Task objective - Records follow. Pull out every line that contains "jenis".

Raw records -
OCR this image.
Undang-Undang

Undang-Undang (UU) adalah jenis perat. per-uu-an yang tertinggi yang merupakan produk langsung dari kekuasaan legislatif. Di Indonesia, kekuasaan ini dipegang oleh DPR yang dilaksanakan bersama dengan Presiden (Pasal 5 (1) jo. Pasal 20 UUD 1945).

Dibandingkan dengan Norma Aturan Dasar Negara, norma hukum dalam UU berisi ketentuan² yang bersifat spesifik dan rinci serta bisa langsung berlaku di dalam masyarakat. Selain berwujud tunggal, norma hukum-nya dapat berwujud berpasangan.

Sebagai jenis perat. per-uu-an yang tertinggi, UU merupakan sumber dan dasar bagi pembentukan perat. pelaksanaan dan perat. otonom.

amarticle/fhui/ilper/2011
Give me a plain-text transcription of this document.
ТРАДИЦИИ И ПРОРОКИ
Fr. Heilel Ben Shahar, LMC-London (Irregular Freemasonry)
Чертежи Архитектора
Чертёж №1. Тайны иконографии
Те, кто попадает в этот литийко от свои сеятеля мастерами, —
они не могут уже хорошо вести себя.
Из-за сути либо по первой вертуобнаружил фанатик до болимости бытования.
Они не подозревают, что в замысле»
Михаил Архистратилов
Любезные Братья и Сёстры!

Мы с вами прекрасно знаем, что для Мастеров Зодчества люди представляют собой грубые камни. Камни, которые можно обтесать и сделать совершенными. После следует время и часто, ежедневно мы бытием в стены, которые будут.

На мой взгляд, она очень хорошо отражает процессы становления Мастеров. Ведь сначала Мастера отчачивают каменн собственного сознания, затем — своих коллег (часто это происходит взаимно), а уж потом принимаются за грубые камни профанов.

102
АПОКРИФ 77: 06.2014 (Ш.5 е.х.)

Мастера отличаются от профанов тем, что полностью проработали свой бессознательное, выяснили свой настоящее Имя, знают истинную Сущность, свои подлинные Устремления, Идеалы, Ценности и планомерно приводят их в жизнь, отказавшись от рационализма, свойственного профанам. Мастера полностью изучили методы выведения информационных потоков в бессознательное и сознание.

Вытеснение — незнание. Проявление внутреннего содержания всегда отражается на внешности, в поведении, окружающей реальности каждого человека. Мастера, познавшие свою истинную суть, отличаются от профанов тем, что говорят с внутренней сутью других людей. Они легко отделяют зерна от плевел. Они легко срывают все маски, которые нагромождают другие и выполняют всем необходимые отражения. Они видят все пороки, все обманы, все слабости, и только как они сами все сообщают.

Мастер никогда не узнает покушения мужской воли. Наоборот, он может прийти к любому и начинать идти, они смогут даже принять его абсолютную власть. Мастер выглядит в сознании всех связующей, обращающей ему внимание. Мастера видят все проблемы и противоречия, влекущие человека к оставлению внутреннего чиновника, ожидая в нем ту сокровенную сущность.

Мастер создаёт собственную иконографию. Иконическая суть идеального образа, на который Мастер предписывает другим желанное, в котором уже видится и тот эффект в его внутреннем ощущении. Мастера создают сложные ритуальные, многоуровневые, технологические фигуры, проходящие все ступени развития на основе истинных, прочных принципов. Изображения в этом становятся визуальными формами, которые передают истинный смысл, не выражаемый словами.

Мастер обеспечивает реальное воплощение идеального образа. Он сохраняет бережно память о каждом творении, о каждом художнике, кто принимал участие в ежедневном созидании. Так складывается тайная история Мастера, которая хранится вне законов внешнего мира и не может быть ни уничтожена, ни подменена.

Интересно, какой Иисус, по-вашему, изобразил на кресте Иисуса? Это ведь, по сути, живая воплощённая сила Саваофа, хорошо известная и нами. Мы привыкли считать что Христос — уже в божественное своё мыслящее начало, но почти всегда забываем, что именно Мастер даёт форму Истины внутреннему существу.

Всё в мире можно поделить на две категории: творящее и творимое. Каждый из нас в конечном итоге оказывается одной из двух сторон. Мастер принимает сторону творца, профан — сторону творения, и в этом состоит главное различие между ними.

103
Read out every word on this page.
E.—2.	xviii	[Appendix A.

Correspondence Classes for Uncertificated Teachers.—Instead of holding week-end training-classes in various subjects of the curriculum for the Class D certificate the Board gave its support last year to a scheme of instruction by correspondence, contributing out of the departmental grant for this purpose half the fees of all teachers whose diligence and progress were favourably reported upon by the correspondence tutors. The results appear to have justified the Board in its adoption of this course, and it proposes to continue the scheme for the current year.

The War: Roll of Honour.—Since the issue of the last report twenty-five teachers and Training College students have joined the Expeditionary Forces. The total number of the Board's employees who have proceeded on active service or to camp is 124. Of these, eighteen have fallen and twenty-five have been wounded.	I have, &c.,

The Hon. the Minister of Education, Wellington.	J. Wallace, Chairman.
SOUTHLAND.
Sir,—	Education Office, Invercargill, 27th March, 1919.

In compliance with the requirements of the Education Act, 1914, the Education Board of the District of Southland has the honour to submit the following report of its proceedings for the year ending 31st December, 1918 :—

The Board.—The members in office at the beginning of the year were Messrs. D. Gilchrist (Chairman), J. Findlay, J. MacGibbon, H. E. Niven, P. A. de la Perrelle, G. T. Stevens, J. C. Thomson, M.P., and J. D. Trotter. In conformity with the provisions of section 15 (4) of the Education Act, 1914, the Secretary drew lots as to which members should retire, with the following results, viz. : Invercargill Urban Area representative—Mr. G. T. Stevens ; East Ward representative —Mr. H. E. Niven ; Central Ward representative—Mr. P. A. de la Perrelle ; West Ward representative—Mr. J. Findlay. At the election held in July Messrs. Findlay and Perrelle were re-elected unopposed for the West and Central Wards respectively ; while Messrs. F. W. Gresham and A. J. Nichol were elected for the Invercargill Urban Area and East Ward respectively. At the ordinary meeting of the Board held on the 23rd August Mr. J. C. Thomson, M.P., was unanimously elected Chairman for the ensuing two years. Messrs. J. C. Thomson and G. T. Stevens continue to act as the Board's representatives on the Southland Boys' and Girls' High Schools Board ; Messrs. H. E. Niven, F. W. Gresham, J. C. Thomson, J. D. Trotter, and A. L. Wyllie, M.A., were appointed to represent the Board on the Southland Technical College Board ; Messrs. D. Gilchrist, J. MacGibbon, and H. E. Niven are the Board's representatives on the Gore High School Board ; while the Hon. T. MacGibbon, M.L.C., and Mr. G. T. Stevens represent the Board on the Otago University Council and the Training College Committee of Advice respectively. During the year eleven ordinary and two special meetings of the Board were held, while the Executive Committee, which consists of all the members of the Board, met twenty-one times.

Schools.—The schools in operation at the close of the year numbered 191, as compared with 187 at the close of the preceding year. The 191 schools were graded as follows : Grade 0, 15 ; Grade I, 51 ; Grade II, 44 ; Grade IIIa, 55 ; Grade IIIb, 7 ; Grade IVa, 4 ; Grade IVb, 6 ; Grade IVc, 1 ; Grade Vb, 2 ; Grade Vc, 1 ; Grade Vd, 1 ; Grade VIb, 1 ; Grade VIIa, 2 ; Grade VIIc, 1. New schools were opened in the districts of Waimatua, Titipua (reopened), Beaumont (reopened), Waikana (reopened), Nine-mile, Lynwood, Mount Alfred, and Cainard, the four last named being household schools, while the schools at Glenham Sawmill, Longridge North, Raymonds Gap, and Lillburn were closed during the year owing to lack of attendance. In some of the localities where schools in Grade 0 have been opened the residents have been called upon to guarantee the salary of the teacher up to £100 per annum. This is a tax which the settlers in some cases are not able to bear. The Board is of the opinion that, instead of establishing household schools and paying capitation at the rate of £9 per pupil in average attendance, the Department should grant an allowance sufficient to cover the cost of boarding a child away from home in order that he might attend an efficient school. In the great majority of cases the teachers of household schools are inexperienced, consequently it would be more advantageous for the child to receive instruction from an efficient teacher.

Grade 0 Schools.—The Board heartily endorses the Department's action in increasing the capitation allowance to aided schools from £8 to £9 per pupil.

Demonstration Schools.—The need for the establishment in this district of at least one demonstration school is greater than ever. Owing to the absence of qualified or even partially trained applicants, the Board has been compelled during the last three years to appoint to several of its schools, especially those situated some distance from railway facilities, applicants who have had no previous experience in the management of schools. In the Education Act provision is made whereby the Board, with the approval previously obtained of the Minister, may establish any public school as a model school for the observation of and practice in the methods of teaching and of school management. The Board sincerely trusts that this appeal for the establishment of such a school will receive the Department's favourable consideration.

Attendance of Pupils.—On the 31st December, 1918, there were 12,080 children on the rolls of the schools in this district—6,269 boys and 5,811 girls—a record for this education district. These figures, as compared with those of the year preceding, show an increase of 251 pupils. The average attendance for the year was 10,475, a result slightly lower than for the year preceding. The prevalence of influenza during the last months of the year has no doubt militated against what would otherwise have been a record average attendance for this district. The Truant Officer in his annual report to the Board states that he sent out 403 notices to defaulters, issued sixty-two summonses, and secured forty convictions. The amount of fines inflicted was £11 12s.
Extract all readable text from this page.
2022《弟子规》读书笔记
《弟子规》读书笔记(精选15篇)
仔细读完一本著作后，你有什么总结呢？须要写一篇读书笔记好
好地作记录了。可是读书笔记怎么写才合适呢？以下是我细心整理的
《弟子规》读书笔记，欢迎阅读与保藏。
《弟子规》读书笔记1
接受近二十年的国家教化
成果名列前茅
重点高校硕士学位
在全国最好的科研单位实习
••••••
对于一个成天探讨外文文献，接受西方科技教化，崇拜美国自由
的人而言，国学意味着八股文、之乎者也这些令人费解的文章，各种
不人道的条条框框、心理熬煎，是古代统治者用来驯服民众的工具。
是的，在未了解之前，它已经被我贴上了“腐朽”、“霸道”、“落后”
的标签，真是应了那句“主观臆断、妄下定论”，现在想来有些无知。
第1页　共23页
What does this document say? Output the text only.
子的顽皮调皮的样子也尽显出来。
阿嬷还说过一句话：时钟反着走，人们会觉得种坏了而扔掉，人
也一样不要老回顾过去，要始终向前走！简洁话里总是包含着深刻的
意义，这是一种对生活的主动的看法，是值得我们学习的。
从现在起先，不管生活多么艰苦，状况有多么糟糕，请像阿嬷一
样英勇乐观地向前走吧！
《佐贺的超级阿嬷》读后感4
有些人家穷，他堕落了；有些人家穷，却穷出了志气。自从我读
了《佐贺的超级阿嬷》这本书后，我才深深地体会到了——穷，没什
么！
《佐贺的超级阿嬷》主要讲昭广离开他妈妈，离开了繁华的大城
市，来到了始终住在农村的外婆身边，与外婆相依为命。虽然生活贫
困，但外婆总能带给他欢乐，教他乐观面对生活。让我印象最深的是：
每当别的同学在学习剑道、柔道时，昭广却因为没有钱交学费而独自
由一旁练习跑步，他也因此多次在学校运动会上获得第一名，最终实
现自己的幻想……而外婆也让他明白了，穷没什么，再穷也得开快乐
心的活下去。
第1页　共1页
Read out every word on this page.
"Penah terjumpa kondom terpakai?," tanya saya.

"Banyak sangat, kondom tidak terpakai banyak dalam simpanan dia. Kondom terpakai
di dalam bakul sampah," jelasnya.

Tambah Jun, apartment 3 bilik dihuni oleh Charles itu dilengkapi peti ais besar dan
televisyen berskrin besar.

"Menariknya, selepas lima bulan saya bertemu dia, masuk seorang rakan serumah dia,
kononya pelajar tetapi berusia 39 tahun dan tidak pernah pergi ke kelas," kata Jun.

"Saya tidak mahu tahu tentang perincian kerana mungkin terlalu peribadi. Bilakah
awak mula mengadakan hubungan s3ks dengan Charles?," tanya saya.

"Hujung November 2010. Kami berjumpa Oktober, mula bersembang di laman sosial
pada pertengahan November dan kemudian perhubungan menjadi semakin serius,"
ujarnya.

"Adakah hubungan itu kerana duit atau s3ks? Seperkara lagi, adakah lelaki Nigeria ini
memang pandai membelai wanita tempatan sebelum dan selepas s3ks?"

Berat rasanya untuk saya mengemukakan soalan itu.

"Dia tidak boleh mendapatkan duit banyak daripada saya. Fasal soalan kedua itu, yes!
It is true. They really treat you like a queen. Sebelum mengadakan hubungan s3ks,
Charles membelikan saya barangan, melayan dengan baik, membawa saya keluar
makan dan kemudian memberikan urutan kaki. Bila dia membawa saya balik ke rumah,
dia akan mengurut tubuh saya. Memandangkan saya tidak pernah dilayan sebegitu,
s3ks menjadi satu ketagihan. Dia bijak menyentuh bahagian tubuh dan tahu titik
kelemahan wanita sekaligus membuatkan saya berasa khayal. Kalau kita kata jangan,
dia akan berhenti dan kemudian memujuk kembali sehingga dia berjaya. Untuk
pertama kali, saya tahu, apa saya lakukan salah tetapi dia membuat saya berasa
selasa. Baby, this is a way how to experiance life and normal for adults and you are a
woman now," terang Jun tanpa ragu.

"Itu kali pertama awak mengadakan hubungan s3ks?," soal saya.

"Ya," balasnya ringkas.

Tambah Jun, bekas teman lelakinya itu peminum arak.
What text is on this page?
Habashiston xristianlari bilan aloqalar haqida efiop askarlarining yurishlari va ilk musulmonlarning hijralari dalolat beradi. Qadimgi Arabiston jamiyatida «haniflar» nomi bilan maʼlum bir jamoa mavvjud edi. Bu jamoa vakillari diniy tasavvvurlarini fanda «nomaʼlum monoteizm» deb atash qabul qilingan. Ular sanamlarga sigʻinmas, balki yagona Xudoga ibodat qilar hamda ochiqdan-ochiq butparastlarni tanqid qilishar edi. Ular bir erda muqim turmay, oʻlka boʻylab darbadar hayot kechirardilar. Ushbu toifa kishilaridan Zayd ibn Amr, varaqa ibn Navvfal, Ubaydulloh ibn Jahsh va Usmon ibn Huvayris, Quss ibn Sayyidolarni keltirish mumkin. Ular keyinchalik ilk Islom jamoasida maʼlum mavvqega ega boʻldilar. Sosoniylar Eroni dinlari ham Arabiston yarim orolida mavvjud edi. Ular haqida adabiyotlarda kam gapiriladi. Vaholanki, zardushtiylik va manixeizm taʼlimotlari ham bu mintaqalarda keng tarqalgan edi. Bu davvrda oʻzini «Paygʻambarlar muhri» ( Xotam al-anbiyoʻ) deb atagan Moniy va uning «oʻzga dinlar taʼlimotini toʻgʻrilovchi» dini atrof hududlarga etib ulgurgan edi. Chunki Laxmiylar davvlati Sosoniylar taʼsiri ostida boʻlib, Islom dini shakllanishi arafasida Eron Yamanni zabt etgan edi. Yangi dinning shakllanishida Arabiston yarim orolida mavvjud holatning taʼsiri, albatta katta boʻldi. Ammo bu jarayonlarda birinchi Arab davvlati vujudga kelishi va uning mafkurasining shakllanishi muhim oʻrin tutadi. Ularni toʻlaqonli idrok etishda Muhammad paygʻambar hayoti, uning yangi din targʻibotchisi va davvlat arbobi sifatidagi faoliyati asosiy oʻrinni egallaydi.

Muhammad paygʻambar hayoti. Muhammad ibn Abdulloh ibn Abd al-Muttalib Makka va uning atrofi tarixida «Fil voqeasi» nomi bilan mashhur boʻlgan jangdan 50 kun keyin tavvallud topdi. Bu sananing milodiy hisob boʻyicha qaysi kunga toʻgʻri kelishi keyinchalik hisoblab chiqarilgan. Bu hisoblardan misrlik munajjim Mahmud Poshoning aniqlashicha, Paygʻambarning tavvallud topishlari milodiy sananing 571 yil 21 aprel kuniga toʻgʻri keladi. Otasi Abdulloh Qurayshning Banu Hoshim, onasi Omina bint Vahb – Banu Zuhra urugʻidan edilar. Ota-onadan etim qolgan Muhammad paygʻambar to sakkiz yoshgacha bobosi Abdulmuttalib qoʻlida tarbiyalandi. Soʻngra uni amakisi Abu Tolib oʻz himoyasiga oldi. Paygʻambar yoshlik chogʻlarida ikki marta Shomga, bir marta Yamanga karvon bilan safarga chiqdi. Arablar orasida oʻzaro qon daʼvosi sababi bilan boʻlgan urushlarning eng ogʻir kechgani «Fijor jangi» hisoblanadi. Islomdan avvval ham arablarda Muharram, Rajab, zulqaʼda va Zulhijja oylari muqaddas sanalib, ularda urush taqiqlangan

Finished task -
Undang-Undang (UU) adalah jenis perat. per-uu-an yang tertinggi yang merupakan produk langsung dari kekuasaan legislatif. Di Indonesia, kekuasaan ini dipegang oleh DPR yang dilaksanakan bersama dengan Presiden (Pasal 5 (1) jo. Pasal 20 UUD 1945).
Sebagai jenis perat. per-uu-an yang tertinggi, UU merupakan sumber dan dasar bagi pembentukan perat. pelaksanaan dan perat. otonom.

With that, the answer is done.